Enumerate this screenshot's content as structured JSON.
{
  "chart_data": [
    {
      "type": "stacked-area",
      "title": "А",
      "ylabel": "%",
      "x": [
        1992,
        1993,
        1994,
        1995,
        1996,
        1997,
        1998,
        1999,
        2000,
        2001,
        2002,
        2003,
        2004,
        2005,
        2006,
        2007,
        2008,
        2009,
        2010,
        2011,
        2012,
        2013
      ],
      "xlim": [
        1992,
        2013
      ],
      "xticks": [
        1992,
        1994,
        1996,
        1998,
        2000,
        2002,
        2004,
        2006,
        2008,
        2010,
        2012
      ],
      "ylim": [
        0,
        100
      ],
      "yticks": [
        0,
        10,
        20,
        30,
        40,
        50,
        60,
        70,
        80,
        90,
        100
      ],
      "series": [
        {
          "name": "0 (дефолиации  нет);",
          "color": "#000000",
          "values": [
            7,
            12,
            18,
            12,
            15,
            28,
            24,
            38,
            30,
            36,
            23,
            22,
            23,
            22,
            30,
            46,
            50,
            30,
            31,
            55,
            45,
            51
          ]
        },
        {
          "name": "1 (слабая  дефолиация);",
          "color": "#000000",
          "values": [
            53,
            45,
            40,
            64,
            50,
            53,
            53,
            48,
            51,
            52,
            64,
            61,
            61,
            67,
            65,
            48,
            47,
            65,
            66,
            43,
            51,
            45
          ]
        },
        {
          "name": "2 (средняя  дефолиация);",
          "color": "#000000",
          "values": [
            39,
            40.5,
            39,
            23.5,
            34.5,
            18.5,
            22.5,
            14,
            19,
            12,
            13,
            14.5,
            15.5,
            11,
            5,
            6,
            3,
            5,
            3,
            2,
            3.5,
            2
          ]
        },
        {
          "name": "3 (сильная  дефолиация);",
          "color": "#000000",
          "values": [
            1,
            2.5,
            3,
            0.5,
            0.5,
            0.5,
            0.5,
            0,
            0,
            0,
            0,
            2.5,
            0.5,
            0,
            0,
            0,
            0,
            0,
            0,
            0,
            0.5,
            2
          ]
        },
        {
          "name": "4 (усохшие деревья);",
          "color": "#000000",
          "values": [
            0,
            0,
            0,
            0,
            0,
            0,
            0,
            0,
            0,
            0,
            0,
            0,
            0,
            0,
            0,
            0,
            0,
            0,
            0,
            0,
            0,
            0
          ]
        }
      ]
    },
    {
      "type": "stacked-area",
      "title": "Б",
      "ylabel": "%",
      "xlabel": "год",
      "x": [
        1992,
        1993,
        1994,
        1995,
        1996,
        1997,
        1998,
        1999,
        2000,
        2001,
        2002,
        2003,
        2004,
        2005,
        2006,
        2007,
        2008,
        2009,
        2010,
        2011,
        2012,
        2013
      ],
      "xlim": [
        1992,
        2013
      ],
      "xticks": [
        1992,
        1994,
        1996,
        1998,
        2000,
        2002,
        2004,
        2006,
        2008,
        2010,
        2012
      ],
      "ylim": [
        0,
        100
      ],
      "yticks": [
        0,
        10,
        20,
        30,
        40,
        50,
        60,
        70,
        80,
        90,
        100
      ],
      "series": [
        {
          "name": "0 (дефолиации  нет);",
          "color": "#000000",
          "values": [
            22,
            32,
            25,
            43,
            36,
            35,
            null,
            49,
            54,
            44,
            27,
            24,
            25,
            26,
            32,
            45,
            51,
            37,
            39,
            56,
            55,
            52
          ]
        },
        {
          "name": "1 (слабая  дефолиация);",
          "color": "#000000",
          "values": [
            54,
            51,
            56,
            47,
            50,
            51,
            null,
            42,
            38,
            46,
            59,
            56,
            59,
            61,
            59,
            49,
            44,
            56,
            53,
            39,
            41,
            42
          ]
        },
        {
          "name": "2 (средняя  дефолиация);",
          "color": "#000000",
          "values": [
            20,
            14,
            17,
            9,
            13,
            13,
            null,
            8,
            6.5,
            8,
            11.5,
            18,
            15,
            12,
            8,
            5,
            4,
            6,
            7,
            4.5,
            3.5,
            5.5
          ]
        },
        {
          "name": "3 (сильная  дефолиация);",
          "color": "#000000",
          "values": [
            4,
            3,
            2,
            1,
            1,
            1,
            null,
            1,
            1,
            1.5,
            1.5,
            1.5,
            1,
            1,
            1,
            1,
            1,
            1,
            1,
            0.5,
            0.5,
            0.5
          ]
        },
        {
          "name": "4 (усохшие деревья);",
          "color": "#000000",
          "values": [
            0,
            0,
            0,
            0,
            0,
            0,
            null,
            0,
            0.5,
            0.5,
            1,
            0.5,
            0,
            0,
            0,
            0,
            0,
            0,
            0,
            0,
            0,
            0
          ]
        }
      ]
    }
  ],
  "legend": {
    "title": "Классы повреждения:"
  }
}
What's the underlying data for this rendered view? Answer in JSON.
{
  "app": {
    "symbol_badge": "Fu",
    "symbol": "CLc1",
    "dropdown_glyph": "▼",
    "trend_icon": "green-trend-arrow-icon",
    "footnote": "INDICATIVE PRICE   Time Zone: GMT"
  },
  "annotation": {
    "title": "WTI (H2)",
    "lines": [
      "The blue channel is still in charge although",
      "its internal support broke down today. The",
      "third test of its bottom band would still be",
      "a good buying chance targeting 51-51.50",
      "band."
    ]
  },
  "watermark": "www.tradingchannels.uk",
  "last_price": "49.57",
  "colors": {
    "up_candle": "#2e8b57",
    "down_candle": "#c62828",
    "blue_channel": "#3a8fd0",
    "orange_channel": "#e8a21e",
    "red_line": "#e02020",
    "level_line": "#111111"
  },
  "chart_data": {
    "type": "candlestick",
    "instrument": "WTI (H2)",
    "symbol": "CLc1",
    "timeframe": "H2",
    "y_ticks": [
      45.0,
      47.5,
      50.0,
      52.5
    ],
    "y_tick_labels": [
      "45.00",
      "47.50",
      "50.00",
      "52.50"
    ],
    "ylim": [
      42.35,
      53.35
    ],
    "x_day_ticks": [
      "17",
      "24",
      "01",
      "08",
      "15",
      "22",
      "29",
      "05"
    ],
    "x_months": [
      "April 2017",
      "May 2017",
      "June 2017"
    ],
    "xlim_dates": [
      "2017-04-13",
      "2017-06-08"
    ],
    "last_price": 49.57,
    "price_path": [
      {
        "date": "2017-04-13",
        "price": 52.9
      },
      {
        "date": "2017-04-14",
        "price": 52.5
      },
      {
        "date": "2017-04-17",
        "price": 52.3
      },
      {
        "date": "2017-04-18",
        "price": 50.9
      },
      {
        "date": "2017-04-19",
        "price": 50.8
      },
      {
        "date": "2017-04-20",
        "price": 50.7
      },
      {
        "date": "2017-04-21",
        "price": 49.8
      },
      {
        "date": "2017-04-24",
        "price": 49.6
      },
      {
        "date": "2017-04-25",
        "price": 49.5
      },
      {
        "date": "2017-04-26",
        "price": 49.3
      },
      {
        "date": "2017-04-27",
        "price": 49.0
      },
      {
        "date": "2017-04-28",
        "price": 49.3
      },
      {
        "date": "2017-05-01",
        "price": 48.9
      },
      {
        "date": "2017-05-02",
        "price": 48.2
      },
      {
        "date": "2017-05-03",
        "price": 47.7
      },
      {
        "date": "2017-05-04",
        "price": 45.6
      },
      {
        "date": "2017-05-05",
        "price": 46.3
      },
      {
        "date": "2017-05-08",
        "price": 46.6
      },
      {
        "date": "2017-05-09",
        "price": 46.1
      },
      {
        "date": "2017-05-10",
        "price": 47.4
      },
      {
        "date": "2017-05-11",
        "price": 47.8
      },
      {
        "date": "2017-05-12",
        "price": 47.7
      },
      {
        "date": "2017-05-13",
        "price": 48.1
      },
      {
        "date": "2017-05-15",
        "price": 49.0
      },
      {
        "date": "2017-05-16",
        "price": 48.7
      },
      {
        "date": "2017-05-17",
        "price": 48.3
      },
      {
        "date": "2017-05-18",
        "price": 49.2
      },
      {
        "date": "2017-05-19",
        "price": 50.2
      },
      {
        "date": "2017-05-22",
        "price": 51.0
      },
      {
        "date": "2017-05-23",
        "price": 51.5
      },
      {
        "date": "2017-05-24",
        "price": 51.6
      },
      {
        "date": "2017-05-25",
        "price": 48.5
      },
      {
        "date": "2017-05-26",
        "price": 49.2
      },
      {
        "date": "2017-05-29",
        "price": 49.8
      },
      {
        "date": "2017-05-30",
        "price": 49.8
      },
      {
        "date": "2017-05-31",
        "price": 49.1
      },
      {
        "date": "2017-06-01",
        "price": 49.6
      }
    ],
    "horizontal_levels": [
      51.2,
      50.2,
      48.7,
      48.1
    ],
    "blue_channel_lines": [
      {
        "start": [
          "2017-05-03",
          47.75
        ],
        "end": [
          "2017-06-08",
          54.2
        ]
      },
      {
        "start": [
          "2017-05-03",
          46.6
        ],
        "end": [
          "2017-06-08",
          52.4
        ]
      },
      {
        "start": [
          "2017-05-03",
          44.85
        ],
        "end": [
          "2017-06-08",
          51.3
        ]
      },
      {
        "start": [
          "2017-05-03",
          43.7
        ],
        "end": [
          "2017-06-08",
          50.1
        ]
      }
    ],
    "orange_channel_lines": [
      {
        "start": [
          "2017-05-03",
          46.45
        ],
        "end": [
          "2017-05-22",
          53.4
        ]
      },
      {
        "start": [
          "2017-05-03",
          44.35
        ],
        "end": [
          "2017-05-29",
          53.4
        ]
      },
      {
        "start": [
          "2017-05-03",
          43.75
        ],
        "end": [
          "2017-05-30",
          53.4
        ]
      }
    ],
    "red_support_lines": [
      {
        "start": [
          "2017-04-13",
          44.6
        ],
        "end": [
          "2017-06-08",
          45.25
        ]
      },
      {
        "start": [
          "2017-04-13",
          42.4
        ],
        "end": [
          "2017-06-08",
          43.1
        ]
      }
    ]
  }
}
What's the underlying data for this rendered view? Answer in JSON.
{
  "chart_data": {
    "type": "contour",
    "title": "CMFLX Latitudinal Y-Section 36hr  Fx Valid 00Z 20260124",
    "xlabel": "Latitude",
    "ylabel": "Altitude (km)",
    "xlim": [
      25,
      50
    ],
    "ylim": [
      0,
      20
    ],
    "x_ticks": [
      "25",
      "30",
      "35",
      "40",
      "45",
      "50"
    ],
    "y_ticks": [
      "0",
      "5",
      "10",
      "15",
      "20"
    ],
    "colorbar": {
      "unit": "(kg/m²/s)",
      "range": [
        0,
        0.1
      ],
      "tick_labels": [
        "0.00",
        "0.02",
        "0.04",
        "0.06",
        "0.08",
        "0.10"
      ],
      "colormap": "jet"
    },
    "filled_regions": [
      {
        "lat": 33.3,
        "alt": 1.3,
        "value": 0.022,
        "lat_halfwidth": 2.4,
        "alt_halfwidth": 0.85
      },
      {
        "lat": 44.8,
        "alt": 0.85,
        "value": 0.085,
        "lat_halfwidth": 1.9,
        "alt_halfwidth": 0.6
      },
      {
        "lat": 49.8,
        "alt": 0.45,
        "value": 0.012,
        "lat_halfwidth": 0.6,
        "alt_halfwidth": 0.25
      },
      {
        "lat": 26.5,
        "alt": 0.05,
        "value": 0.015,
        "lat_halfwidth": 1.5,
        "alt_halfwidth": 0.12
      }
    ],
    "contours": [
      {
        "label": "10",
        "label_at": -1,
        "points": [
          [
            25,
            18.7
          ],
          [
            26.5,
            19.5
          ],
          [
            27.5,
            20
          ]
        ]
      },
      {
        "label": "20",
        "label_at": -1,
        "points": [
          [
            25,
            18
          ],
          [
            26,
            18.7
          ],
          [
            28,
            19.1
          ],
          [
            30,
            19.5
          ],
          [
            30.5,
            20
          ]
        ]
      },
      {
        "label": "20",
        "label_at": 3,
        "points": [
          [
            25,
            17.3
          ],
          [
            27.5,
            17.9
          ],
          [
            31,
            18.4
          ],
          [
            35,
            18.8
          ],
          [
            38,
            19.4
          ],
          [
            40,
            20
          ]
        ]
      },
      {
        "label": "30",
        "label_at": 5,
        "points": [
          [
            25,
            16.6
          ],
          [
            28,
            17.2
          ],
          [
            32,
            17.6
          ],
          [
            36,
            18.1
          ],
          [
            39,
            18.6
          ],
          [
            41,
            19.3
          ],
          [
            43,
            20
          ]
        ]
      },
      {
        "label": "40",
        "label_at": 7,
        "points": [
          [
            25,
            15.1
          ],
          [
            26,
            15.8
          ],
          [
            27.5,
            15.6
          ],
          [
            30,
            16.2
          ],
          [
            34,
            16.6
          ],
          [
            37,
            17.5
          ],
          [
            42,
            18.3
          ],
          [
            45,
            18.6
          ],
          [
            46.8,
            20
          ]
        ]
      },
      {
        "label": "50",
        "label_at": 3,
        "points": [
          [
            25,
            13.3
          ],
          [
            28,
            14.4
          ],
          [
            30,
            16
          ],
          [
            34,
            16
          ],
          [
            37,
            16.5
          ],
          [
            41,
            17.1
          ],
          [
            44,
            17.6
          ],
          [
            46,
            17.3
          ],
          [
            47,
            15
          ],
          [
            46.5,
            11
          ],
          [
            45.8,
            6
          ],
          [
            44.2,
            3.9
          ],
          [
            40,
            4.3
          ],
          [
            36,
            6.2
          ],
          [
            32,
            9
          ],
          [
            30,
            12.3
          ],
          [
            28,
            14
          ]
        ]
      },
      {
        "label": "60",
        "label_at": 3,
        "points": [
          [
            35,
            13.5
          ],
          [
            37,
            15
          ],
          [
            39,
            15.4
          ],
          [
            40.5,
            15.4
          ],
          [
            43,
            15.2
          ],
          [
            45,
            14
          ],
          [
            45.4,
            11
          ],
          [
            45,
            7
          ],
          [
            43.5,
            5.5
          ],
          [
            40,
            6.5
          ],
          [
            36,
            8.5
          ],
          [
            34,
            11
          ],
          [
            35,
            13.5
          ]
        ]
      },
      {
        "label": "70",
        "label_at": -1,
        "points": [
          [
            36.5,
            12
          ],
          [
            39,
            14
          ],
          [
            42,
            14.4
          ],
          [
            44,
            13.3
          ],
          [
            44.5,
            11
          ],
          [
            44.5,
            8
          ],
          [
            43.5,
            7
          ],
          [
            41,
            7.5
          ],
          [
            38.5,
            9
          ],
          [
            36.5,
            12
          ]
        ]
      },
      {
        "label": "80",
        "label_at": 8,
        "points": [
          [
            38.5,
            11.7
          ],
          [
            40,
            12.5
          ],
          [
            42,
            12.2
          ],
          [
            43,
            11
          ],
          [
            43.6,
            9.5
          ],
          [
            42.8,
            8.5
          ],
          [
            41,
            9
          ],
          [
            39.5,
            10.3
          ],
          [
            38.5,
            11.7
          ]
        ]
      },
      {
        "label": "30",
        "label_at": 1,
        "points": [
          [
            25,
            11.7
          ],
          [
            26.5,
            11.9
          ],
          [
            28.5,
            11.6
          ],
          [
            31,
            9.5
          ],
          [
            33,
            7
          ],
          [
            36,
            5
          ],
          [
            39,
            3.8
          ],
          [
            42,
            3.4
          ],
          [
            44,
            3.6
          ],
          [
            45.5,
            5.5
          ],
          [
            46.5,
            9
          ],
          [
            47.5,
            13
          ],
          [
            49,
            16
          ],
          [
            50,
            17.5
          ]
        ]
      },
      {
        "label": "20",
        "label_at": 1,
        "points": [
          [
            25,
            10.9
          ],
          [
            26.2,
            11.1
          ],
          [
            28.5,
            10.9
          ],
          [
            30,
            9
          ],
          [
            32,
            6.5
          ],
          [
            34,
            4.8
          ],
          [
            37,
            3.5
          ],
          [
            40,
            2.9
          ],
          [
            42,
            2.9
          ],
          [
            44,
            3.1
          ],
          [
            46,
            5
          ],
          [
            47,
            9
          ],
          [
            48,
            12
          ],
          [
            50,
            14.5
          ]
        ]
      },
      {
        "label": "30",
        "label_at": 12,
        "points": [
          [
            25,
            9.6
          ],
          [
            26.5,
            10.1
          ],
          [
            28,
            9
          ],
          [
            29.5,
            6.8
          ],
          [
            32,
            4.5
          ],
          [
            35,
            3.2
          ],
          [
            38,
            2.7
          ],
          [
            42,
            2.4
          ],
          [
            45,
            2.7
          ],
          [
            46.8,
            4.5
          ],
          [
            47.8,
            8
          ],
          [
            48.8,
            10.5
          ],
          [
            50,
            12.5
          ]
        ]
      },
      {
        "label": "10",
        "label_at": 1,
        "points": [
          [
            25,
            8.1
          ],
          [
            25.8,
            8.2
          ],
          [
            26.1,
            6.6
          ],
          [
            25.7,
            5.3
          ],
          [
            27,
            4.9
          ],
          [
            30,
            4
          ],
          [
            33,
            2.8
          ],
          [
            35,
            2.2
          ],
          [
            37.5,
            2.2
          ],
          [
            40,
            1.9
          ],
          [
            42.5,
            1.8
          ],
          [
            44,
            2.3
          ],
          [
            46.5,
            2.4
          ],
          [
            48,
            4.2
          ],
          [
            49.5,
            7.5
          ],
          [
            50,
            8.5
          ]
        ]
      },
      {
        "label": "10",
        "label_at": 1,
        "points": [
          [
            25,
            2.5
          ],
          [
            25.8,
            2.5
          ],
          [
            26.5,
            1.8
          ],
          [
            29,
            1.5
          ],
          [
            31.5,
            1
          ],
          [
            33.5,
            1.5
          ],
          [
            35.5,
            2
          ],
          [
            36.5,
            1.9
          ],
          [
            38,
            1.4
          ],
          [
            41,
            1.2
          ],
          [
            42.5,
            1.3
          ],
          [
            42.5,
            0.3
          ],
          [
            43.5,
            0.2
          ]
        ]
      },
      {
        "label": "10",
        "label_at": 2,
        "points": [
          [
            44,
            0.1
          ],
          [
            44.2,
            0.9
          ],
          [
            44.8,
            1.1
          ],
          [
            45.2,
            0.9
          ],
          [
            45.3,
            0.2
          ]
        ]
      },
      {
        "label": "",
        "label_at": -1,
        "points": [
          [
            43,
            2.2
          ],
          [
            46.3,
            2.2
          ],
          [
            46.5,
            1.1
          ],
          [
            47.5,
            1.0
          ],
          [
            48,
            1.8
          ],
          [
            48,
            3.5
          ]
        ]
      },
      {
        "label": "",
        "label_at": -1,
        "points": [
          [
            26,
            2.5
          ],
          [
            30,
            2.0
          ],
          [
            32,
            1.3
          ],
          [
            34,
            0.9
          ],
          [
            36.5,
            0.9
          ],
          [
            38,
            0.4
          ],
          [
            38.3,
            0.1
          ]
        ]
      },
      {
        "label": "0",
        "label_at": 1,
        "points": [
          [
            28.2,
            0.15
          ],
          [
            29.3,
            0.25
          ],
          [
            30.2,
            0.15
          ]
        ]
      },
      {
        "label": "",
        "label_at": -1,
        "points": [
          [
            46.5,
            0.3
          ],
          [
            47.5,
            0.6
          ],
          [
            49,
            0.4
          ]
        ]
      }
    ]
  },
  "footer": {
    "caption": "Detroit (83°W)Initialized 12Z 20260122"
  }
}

----

▶ Exercise requirements
Check every line of the listing for the string "type" and report how many lines have it, as a number alone.

▶ Solved problem
4